■ REQUIREMENTS: The listing below should be copied in full, word for word.

--- START DATASET RECORDS ---

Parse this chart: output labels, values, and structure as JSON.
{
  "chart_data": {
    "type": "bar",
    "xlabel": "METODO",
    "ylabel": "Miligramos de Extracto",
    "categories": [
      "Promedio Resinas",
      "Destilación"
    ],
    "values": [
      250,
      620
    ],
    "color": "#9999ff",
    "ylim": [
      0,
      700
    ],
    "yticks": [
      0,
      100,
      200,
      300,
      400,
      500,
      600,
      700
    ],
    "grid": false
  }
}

--- END DATASET RECORDS ---

■ FULL SOLUTION:
Parse this chart: output labels, values, and structure as JSON.
{
  "chart_data": {
    "type": "bar",
    "xlabel": "METODO",
    "ylabel": "Miligramos de Extracto",
    "categories": [
      "Promedio Resinas",
      "Destilación"
    ],
    "values": [
      250,
      620
    ],
    "color": "#9999ff",
    "ylim": [
      0,
      700
    ],
    "yticks": [
      0,
      100,
      200,
      300,
      400,
      500,
      600,
      700
    ],
    "grid": false
  }
}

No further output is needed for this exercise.